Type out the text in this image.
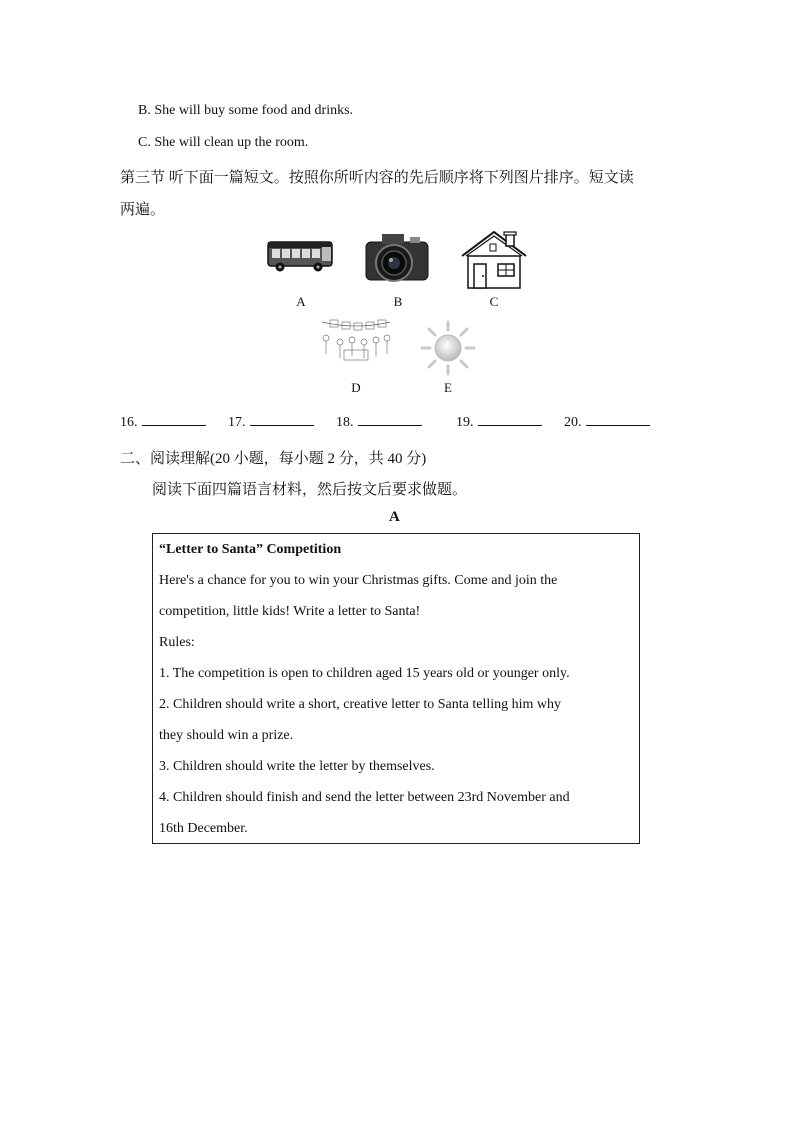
B. She will buy some food and drinks.
C. She will clean up the room.
第三节 听下面一篇短文。按照你所听内容的先后顺序将下列图片排序。短文读
两遍。
A	B	C
D	E
16.	17.	18.	19.	20.
二、阅读理解(20 小题，每小题 2 分，共 40 分)
阅读下面四篇语言材料，然后按文后要求做题。
A
“Letter to Santa” Competition
Here's a chance for you to win your Christmas gifts. Come and join the
competition, little kids! Write a letter to Santa!
Rules:
1. The competition is open to children aged 15 years old or younger only.
2. Children should write a short, creative letter to Santa telling him why
they should win a prize.
3. Children should write the letter by themselves.
4. Children should finish and send the letter between 23rd November and
16th December.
==============================
Transcribe all the data word for word; the images stay out.

Type out the text in this image.
B. She will buy some food and drinks.
C. She will clean up the room.
第三节 听下面一篇短文。按照你所听内容的先后顺序将下列图片排序。短文读
两遍。
A	B	C
D	E
16.	17.	18.	19.	20.
二、阅读理解(20 小题，每小题 2 分，共 40 分)
阅读下面四篇语言材料，然后按文后要求做题。
A
“Letter to Santa” Competition
Here's a chance for you to win your Christmas gifts. Come and join the
competition, little kids! Write a letter to Santa!
Rules:
1. The competition is open to children aged 15 years old or younger only.
2. Children should write a short, creative letter to Santa telling him why
they should win a prize.
3. Children should write the letter by themselves.
4. Children should finish and send the letter between 23rd November and
16th December.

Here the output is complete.